--- RECORD EXTRACTS ---
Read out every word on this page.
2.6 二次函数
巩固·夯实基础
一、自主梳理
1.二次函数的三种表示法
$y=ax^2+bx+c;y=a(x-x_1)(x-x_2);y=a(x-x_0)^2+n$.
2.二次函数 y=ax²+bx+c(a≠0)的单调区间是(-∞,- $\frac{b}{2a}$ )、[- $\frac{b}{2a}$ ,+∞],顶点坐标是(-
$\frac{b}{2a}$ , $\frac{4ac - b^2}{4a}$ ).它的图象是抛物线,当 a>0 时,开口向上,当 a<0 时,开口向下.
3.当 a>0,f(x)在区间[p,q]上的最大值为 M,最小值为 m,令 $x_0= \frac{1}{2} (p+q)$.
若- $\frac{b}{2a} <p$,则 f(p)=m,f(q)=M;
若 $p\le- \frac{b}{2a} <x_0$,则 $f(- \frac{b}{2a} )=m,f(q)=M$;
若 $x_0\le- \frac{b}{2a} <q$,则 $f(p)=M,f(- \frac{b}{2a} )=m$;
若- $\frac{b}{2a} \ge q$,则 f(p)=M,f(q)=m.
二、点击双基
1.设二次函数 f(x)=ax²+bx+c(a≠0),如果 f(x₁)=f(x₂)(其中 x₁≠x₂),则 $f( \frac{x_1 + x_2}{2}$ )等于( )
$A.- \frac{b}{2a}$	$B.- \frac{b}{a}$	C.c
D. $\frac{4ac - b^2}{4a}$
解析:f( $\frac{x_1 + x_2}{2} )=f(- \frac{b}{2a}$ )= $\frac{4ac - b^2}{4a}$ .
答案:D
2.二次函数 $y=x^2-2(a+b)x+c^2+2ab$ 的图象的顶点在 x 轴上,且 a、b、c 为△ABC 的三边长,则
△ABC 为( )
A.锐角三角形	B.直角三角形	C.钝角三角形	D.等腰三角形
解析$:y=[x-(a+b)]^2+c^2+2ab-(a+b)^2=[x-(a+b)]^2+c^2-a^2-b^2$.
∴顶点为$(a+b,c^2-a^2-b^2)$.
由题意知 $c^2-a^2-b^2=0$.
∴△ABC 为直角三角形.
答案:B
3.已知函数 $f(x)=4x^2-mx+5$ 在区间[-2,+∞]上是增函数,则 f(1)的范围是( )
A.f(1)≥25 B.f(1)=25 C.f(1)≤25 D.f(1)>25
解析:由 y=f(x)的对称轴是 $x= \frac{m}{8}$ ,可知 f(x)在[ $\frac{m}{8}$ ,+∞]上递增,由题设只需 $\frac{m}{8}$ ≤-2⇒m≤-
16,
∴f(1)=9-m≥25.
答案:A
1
---
--- RECORD EXTRACTS ---
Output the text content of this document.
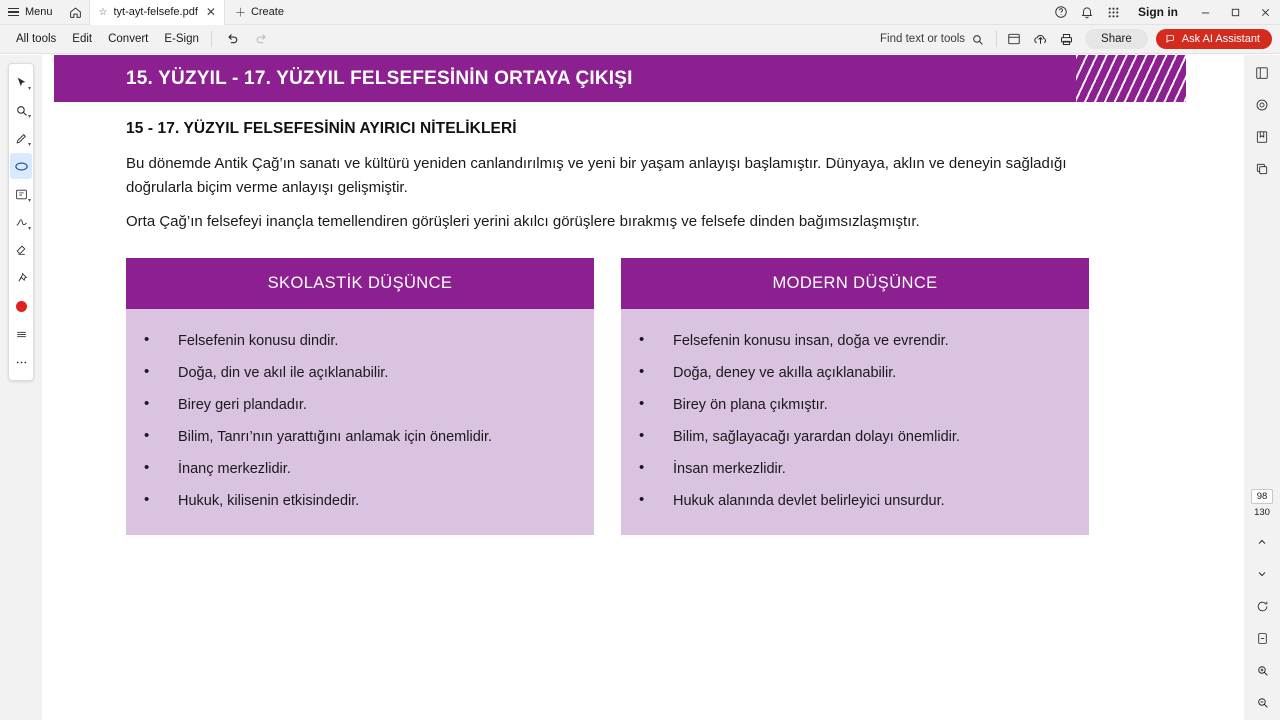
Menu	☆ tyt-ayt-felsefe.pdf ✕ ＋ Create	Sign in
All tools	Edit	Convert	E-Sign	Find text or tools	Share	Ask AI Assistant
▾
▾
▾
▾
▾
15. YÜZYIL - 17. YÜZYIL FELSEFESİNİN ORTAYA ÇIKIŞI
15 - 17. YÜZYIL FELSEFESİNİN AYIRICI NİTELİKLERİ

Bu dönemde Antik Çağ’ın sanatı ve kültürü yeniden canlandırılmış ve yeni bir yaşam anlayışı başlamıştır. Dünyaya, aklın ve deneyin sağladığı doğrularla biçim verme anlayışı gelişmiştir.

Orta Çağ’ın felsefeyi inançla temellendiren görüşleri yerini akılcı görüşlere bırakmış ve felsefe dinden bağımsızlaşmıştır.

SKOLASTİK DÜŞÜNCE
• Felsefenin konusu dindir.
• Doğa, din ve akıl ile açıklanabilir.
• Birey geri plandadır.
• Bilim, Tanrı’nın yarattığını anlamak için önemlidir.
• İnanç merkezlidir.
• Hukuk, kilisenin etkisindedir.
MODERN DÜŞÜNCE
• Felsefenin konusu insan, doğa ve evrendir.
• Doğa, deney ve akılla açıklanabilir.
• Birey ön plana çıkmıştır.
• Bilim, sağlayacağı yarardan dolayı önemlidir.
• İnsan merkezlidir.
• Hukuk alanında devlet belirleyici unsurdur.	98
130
---
- WORK INSTRUCTIONS
Every line containing the string "Birey" must be listed.

- REPLY TO THE TASK
• Birey geri plandadır.
• Birey ön plana çıkmıştır.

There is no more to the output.